● Page text
Reputation: 1122
I have dataset which contains comments of people in Persian and Arabic. Some comments contain words like عاااالی
which is not a real word and the right word is actually عالی
. It's like using woooooooow!
instead of WoW!
.
My intention is to find these words and remove all extra alphabets. the only refrence I found is the code below which removes the words with repeated alphabets:
import re
p = re.compile(r'\s*\b(?=[a-z\d]*([a-z\d])\1{3}|\d+\b)[a-z\d]+', re.IGNORECASE)
s = "df\nAll aaaaaab the best 8965\nUS issssss is 123 good \nqqqq qwerty 1 poiks\nlkjh ggggqwe 1234 aqwe iphone5224s"
strs = s.split("\n")
print([p.sub("", x).strip() for x in strs])

● Written exercise 1
In the forum question, what two languages are the comments in the dataset written in?
● Written exercise 2
Say whether each statement agrees with the forum question, answering yes or no and quoting the deciding words: (a) The poster wants to remove the extra letters from words like عاااالی. (b) The code the poster found keeps the word and removes only the repeated letters. (c) The regular expression is compiled with re.IGNORECASE.
● Written exercise 3
In the forum question, list every word in the sample string s that has the same letter four or more times in a row.
The material after this point isn't needed for any of the tasks.

● Raw data

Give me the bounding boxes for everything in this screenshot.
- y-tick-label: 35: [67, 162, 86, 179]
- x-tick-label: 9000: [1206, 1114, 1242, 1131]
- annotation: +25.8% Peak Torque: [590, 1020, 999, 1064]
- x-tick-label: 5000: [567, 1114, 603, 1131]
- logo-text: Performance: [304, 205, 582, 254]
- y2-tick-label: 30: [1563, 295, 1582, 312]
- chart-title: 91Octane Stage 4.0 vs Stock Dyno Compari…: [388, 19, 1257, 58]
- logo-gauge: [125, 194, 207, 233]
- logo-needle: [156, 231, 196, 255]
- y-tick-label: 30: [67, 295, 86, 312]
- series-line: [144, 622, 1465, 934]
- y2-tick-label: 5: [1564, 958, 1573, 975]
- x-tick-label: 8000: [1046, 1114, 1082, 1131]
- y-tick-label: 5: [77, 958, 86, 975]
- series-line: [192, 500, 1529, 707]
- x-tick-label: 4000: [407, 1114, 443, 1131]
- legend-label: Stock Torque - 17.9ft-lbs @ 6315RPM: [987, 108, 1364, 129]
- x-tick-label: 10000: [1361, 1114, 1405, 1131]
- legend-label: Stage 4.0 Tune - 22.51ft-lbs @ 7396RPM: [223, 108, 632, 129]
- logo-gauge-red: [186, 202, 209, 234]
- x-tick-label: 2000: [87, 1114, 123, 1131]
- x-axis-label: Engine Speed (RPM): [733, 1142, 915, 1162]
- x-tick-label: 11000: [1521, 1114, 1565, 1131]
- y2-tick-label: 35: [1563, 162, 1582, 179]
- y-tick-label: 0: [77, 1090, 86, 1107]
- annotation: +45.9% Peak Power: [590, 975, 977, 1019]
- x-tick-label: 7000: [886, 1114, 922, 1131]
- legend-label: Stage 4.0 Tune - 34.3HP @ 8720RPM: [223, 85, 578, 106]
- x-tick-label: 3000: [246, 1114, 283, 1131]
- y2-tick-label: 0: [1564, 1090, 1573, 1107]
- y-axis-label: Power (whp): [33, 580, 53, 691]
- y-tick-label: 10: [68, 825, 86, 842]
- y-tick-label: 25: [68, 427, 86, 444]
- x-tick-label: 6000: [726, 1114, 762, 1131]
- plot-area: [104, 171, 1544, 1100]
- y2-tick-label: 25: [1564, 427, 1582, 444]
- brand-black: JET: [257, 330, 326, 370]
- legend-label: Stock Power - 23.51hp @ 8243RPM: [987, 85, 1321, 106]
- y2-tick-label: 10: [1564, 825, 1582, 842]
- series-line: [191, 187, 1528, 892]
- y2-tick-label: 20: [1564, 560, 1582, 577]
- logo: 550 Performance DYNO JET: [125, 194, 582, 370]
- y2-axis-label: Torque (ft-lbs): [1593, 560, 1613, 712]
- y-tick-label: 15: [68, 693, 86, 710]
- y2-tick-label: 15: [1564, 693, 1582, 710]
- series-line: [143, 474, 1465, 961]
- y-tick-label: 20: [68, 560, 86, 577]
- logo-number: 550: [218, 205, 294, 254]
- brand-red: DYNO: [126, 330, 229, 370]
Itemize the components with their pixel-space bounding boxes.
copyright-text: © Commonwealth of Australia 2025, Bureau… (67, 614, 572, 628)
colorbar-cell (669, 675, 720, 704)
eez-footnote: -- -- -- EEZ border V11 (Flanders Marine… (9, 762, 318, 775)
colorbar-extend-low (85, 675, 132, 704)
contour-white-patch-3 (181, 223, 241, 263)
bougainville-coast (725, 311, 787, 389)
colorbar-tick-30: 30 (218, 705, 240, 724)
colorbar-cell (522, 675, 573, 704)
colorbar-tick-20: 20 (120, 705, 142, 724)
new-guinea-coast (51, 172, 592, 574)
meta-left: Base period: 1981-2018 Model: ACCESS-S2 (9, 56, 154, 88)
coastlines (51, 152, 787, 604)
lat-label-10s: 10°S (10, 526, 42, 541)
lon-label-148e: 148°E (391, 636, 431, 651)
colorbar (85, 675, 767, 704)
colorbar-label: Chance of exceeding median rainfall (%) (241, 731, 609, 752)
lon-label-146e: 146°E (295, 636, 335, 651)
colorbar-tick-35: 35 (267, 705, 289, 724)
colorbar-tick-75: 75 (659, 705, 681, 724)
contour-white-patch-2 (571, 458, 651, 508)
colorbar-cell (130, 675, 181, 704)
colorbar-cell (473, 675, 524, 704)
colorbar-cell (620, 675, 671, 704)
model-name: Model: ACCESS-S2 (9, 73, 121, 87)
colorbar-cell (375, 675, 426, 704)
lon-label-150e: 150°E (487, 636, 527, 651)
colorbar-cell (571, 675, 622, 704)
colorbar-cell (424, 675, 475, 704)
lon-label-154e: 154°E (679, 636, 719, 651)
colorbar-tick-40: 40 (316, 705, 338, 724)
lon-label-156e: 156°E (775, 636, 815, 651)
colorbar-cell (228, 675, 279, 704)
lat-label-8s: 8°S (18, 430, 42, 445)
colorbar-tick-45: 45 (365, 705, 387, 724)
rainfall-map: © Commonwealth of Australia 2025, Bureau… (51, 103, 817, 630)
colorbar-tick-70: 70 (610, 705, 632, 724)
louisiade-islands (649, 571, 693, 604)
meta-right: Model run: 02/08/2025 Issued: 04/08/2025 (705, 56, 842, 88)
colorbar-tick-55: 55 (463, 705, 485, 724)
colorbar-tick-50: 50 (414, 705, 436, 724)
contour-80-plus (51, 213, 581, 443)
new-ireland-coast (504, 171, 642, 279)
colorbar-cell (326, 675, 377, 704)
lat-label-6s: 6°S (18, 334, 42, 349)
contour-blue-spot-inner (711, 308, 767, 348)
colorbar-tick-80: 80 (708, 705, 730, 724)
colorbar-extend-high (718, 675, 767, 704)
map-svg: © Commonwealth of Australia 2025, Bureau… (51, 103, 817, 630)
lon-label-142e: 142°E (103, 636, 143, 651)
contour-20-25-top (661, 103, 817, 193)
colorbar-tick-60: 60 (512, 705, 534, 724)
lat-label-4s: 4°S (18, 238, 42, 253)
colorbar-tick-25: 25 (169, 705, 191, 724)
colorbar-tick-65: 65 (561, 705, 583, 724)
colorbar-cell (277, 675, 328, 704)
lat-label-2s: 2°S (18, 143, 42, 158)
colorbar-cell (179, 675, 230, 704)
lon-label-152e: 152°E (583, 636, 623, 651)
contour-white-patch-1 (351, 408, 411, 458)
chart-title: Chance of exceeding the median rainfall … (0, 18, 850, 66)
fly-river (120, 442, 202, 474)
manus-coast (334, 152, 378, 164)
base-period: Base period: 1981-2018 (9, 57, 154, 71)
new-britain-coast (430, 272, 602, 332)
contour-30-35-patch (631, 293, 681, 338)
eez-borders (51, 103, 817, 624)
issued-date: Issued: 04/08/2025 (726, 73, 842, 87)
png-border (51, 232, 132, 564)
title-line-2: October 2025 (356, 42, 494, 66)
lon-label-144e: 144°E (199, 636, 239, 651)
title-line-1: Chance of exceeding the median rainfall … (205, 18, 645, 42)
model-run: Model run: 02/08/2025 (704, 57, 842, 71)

● Task output 1
Persian and Arabic.

● Task output 2
(a) Yes: "My intention is to find these words and remove all extra alphabets."
(b) No: "the code below which removes the words with repeated alphabets"
(c) Yes: "re.IGNORECASE"

● Task output 3
aaaaaab, issssss, qqqq, ggggqwe